Figure contents as structured data:
--*--
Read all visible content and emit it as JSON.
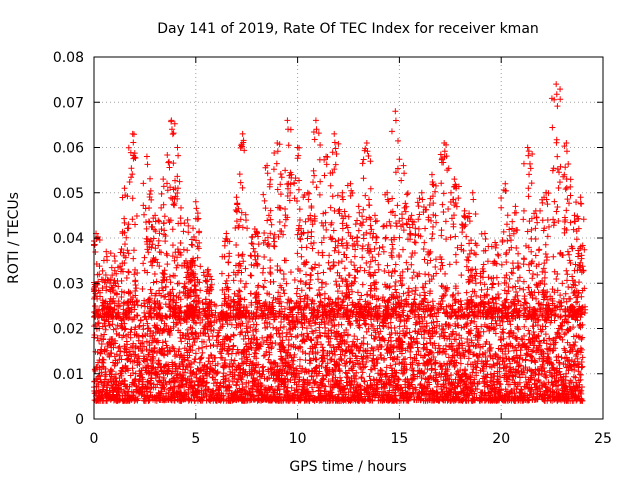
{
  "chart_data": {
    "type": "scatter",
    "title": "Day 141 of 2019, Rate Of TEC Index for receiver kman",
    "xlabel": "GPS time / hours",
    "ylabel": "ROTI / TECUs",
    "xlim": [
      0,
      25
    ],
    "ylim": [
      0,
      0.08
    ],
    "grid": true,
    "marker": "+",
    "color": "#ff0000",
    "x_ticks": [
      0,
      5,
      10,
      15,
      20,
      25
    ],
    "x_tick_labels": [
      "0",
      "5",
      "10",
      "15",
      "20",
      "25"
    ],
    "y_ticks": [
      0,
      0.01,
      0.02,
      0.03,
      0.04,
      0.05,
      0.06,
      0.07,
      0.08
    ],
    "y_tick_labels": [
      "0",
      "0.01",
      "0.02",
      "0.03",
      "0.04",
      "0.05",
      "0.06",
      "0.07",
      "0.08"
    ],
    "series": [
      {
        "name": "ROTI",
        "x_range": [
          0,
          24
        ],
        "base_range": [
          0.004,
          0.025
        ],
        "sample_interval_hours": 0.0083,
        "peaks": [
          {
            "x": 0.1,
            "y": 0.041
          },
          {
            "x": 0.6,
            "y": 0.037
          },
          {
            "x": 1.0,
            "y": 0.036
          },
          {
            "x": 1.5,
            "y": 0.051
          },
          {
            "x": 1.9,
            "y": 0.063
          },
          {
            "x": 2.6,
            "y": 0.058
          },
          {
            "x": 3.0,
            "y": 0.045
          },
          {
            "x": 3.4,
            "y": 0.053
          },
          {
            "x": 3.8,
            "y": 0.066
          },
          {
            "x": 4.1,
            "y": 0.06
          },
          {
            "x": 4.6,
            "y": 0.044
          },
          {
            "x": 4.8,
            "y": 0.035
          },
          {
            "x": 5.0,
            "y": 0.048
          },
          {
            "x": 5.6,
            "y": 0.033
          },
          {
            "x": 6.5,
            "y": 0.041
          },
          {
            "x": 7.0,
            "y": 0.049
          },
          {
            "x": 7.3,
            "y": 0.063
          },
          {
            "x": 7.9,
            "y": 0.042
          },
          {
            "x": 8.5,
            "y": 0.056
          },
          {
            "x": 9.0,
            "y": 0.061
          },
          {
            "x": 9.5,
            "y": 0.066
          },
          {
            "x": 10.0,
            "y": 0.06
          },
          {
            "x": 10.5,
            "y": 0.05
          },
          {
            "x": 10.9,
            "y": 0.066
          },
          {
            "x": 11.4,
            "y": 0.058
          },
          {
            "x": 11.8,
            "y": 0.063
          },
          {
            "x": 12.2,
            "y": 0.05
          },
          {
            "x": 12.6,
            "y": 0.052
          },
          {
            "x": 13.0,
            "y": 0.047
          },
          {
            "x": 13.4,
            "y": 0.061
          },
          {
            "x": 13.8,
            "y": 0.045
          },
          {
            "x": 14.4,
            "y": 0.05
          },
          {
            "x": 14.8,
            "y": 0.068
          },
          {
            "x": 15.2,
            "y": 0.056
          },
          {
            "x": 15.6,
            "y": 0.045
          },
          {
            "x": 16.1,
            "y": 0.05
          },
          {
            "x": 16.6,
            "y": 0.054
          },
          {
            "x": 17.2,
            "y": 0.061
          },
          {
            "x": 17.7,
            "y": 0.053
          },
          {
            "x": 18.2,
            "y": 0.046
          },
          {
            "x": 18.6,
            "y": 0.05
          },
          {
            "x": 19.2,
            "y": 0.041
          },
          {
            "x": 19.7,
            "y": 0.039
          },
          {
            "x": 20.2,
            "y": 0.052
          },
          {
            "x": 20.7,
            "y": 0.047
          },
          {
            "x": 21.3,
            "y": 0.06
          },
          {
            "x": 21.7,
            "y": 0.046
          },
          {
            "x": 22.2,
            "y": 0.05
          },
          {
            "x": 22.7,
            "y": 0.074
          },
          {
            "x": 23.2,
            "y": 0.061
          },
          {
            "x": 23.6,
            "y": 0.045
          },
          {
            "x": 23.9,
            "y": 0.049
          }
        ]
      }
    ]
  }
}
--*--
> **Brief**:
Copy the material above exactly and drop the pictures.

> **Correct response**:
Read all visible content and emit it as JSON.
{
  "chart_data": {
    "type": "scatter",
    "title": "Day 141 of 2019, Rate Of TEC Index for receiver kman",
    "xlabel": "GPS time / hours",
    "ylabel": "ROTI / TECUs",
    "xlim": [
      0,
      25
    ],
    "ylim": [
      0,
      0.08
    ],
    "grid": true,
    "marker": "+",
    "color": "#ff0000",
    "x_ticks": [
      0,
      5,
      10,
      15,
      20,
      25
    ],
    "x_tick_labels": [
      "0",
      "5",
      "10",
      "15",
      "20",
      "25"
    ],
    "y_ticks": [
      0,
      0.01,
      0.02,
      0.03,
      0.04,
      0.05,
      0.06,
      0.07,
      0.08
    ],
    "y_tick_labels": [
      "0",
      "0.01",
      "0.02",
      "0.03",
      "0.04",
      "0.05",
      "0.06",
      "0.07",
      "0.08"
    ],
    "series": [
      {
        "name": "ROTI",
        "x_range": [
          0,
          24
        ],
        "base_range": [
          0.004,
          0.025
        ],
        "sample_interval_hours": 0.0083,
        "peaks": [
          {
            "x": 0.1,
            "y": 0.041
          },
          {
            "x": 0.6,
            "y": 0.037
          },
          {
            "x": 1.0,
            "y": 0.036
          },
          {
            "x": 1.5,
            "y": 0.051
          },
          {
            "x": 1.9,
            "y": 0.063
          },
          {
            "x": 2.6,
            "y": 0.058
          },
          {
            "x": 3.0,
            "y": 0.045
          },
          {
            "x": 3.4,
            "y": 0.053
          },
          {
            "x": 3.8,
            "y": 0.066
          },
          {
            "x": 4.1,
            "y": 0.06
          },
          {
            "x": 4.6,
            "y": 0.044
          },
          {
            "x": 4.8,
            "y": 0.035
          },
          {
            "x": 5.0,
            "y": 0.048
          },
          {
            "x": 5.6,
            "y": 0.033
          },
          {
            "x": 6.5,
            "y": 0.041
          },
          {
            "x": 7.0,
            "y": 0.049
          },
          {
            "x": 7.3,
            "y": 0.063
          },
          {
            "x": 7.9,
            "y": 0.042
          },
          {
            "x": 8.5,
            "y": 0.056
          },
          {
            "x": 9.0,
            "y": 0.061
          },
          {
            "x": 9.5,
            "y": 0.066
          },
          {
            "x": 10.0,
            "y": 0.06
          },
          {
            "x": 10.5,
            "y": 0.05
          },
          {
            "x": 10.9,
            "y": 0.066
          },
          {
            "x": 11.4,
            "y": 0.058
          },
          {
            "x": 11.8,
            "y": 0.063
          },
          {
            "x": 12.2,
            "y": 0.05
          },
          {
            "x": 12.6,
            "y": 0.052
          },
          {
            "x": 13.0,
            "y": 0.047
          },
          {
            "x": 13.4,
            "y": 0.061
          },
          {
            "x": 13.8,
            "y": 0.045
          },
          {
            "x": 14.4,
            "y": 0.05
          },
          {
            "x": 14.8,
            "y": 0.068
          },
          {
            "x": 15.2,
            "y": 0.056
          },
          {
            "x": 15.6,
            "y": 0.045
          },
          {
            "x": 16.1,
            "y": 0.05
          },
          {
            "x": 16.6,
            "y": 0.054
          },
          {
            "x": 17.2,
            "y": 0.061
          },
          {
            "x": 17.7,
            "y": 0.053
          },
          {
            "x": 18.2,
            "y": 0.046
          },
          {
            "x": 18.6,
            "y": 0.05
          },
          {
            "x": 19.2,
            "y": 0.041
          },
          {
            "x": 19.7,
            "y": 0.039
          },
          {
            "x": 20.2,
            "y": 0.052
          },
          {
            "x": 20.7,
            "y": 0.047
          },
          {
            "x": 21.3,
            "y": 0.06
          },
          {
            "x": 21.7,
            "y": 0.046
          },
          {
            "x": 22.2,
            "y": 0.05
          },
          {
            "x": 22.7,
            "y": 0.074
          },
          {
            "x": 23.2,
            "y": 0.061
          },
          {
            "x": 23.6,
            "y": 0.045
          },
          {
            "x": 23.9,
            "y": 0.049
          }
        ]
      }
    ]
  }
}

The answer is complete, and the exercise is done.